*GOAL OF THE EXERCISE*
Would you transcribe the whole listing exactly, minus its pictures?

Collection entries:
## Start
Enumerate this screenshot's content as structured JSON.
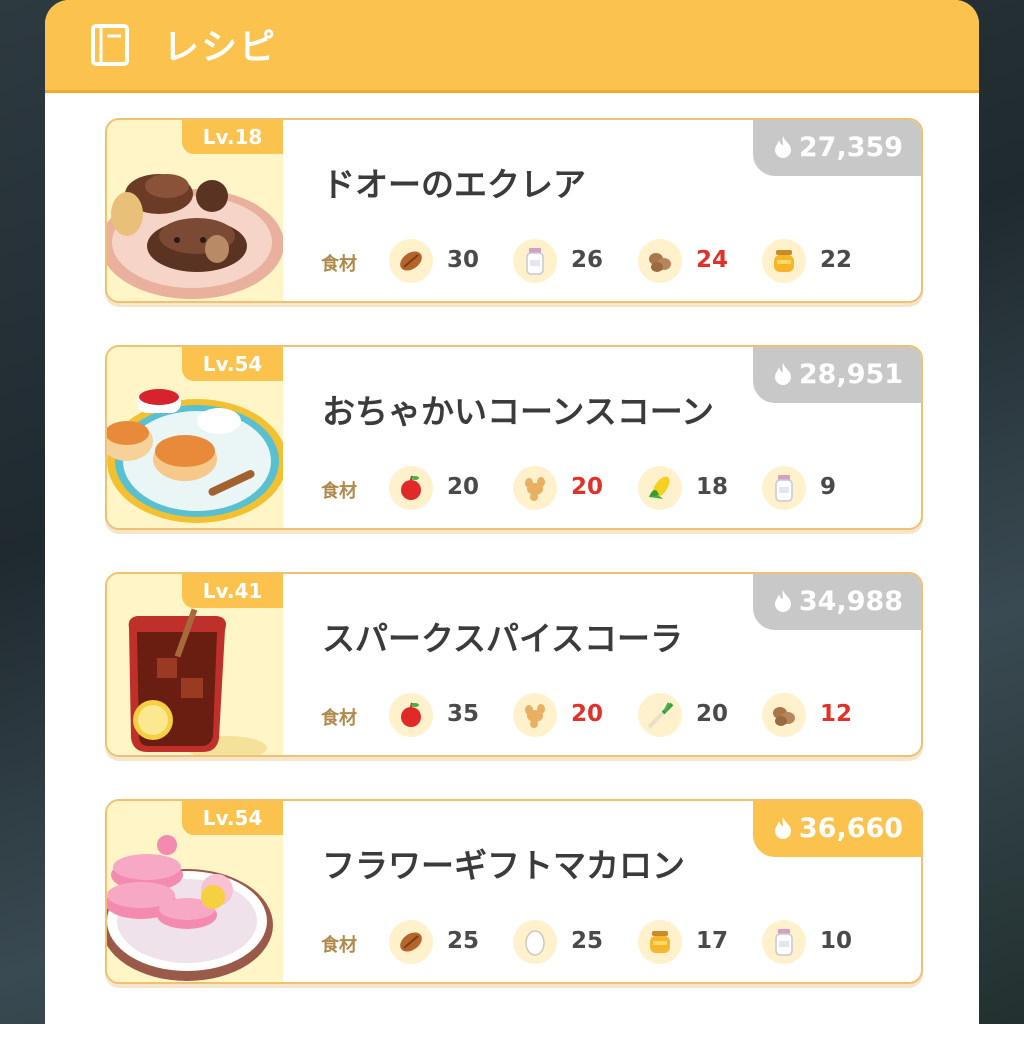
{
  "header": {
    "title": "レシピ",
    "icon": "book-icon"
  },
  "ingredient_label": "食材",
  "colors": {
    "header": "#fbc34d",
    "shortage": "#e0312a",
    "energy_default": "#c8c8c8",
    "energy_highlight": "#fbc34d"
  },
  "recipes": [
    {
      "level": "Lv.18",
      "name": "ドオーのエクレア",
      "energy": "27,359",
      "highlight": false,
      "ingredients": [
        {
          "icon": "cacao-icon",
          "count": "30",
          "short": false
        },
        {
          "icon": "milk-icon",
          "count": "26",
          "short": false
        },
        {
          "icon": "potato-icon",
          "count": "24",
          "short": true
        },
        {
          "icon": "honey-icon",
          "count": "22",
          "short": false
        }
      ]
    },
    {
      "level": "Lv.54",
      "name": "おちゃかいコーンスコーン",
      "energy": "28,951",
      "highlight": false,
      "ingredients": [
        {
          "icon": "apple-icon",
          "count": "20",
          "short": false
        },
        {
          "icon": "ginger-icon",
          "count": "20",
          "short": true
        },
        {
          "icon": "corn-icon",
          "count": "18",
          "short": false
        },
        {
          "icon": "milk-icon",
          "count": "9",
          "short": false
        }
      ]
    },
    {
      "level": "Lv.41",
      "name": "スパークスパイスコーラ",
      "energy": "34,988",
      "highlight": false,
      "ingredients": [
        {
          "icon": "apple-icon",
          "count": "35",
          "short": false
        },
        {
          "icon": "ginger-icon",
          "count": "20",
          "short": true
        },
        {
          "icon": "leek-icon",
          "count": "20",
          "short": false
        },
        {
          "icon": "potato-icon",
          "count": "12",
          "short": true
        }
      ]
    },
    {
      "level": "Lv.54",
      "name": "フラワーギフトマカロン",
      "energy": "36,660",
      "highlight": true,
      "ingredients": [
        {
          "icon": "cacao-icon",
          "count": "25",
          "short": false
        },
        {
          "icon": "egg-icon",
          "count": "25",
          "short": false
        },
        {
          "icon": "honey-icon",
          "count": "17",
          "short": false
        },
        {
          "icon": "milk-icon",
          "count": "10",
          "short": false
        }
      ]
    }
  ]
}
## End
*WORKED ANSWER*
Enumerate this screenshot's content as structured JSON.
{
  "header": {
    "title": "レシピ",
    "icon": "book-icon"
  },
  "ingredient_label": "食材",
  "colors": {
    "header": "#fbc34d",
    "shortage": "#e0312a",
    "energy_default": "#c8c8c8",
    "energy_highlight": "#fbc34d"
  },
  "recipes": [
    {
      "level": "Lv.18",
      "name": "ドオーのエクレア",
      "energy": "27,359",
      "highlight": false,
      "ingredients": [
        {
          "icon": "cacao-icon",
          "count": "30",
          "short": false
        },
        {
          "icon": "milk-icon",
          "count": "26",
          "short": false
        },
        {
          "icon": "potato-icon",
          "count": "24",
          "short": true
        },
        {
          "icon": "honey-icon",
          "count": "22",
          "short": false
        }
      ]
    },
    {
      "level": "Lv.54",
      "name": "おちゃかいコーンスコーン",
      "energy": "28,951",
      "highlight": false,
      "ingredients": [
        {
          "icon": "apple-icon",
          "count": "20",
          "short": false
        },
        {
          "icon": "ginger-icon",
          "count": "20",
          "short": true
        },
        {
          "icon": "corn-icon",
          "count": "18",
          "short": false
        },
        {
          "icon": "milk-icon",
          "count": "9",
          "short": false
        }
      ]
    },
    {
      "level": "Lv.41",
      "name": "スパークスパイスコーラ",
      "energy": "34,988",
      "highlight": false,
      "ingredients": [
        {
          "icon": "apple-icon",
          "count": "35",
          "short": false
        },
        {
          "icon": "ginger-icon",
          "count": "20",
          "short": true
        },
        {
          "icon": "leek-icon",
          "count": "20",
          "short": false
        },
        {
          "icon": "potato-icon",
          "count": "12",
          "short": true
        }
      ]
    },
    {
      "level": "Lv.54",
      "name": "フラワーギフトマカロン",
      "energy": "36,660",
      "highlight": true,
      "ingredients": [
        {
          "icon": "cacao-icon",
          "count": "25",
          "short": false
        },
        {
          "icon": "egg-icon",
          "count": "25",
          "short": false
        },
        {
          "icon": "honey-icon",
          "count": "17",
          "short": false
        },
        {
          "icon": "milk-icon",
          "count": "10",
          "short": false
        }
      ]
    }
  ]
}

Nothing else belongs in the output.